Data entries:
────────────────────

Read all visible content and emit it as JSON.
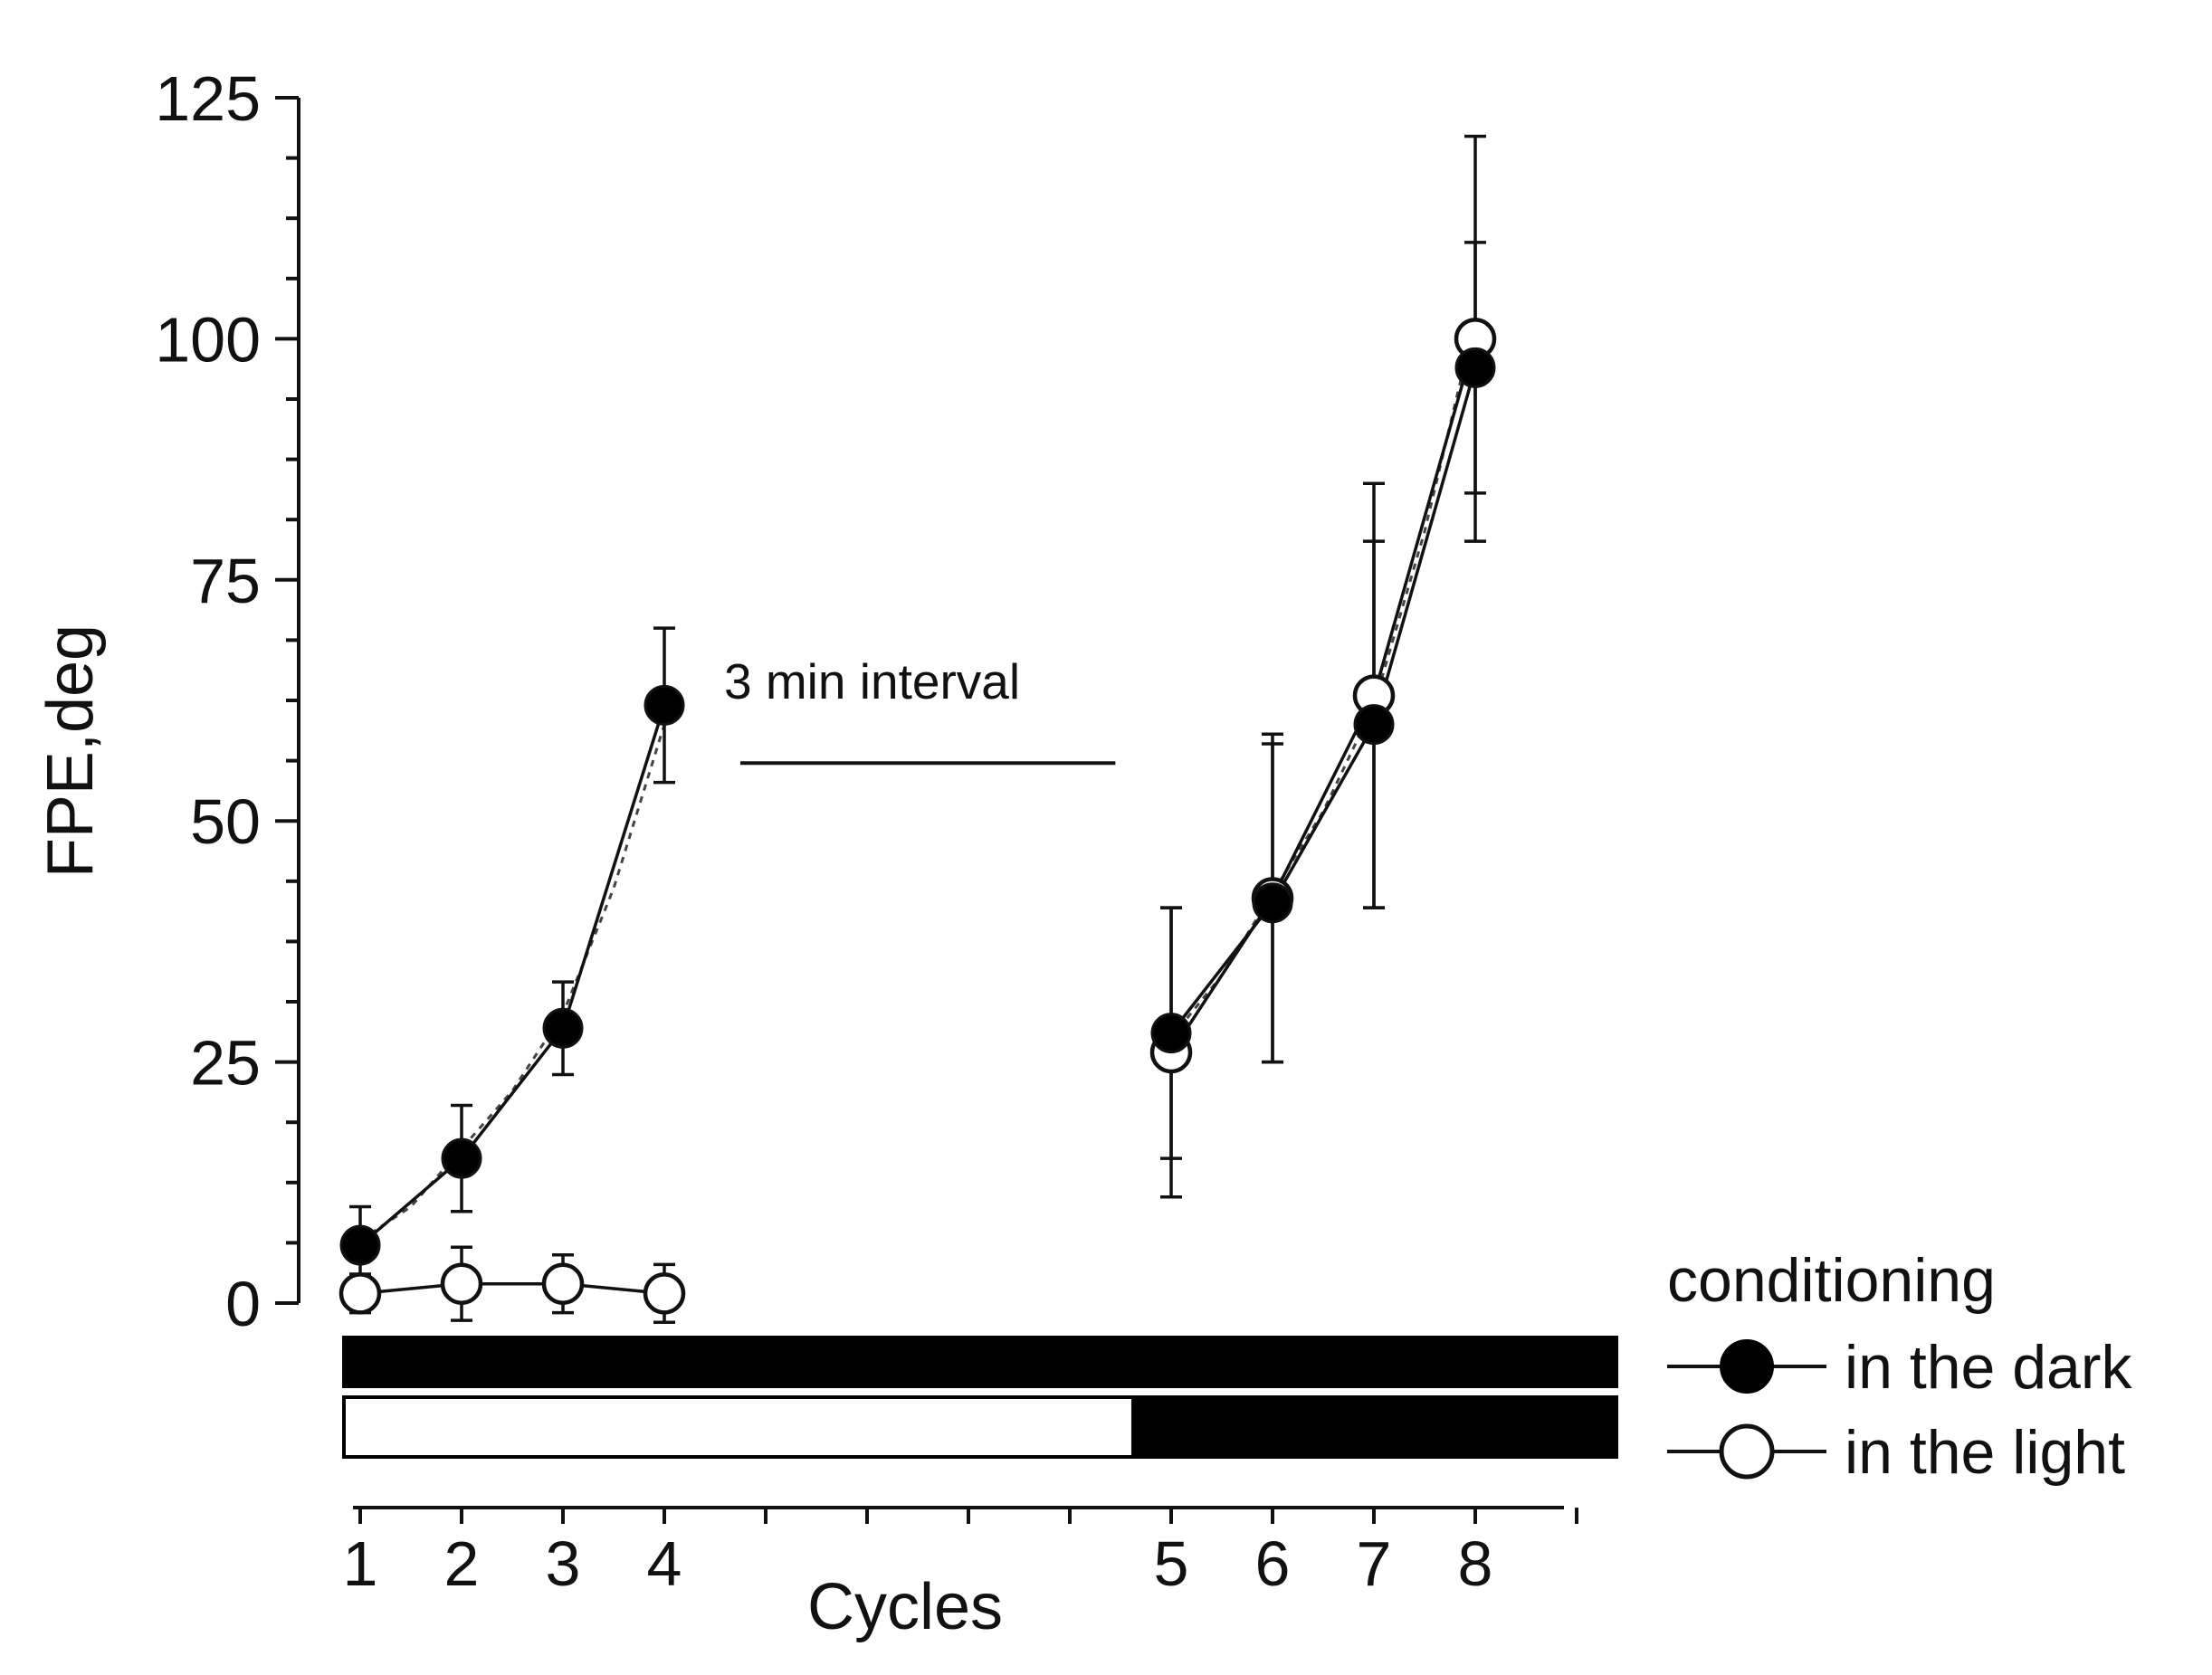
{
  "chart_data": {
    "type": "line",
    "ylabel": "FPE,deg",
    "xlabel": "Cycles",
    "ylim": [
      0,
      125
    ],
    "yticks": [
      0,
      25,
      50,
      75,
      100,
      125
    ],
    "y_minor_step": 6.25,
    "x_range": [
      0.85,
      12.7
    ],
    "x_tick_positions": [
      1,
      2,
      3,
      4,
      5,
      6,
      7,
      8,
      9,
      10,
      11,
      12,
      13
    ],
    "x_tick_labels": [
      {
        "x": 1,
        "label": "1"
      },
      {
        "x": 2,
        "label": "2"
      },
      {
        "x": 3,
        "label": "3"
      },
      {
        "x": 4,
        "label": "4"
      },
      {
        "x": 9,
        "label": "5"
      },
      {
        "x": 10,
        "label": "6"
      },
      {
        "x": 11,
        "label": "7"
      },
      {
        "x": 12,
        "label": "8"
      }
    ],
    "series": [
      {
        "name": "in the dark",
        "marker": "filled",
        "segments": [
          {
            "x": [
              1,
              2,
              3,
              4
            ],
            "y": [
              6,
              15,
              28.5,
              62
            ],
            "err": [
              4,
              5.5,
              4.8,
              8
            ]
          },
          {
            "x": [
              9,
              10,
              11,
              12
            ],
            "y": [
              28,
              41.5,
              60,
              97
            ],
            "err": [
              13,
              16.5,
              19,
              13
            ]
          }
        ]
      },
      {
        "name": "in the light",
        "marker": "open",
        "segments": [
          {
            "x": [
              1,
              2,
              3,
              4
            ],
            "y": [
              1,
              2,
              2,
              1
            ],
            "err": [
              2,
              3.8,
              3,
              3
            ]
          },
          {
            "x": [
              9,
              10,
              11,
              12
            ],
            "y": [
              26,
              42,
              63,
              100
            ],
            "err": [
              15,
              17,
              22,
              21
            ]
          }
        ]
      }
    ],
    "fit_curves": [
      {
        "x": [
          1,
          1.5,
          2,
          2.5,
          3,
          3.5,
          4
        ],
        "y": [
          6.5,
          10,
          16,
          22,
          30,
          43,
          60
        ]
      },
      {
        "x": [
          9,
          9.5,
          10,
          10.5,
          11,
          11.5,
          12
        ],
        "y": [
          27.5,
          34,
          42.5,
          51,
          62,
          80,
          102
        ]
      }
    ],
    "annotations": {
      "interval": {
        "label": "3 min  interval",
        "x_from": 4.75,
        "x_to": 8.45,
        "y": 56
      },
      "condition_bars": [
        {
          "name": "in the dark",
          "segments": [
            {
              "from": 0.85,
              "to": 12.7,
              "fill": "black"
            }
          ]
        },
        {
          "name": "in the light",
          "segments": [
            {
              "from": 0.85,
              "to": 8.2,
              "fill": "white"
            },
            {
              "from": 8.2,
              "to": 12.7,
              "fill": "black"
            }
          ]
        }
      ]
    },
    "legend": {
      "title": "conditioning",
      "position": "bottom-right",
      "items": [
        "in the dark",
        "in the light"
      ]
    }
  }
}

────────────────────

Select the lines from the entries that include the word "dark".

        "name": "in the dark",
          "name": "in the dark",
        "in the dark",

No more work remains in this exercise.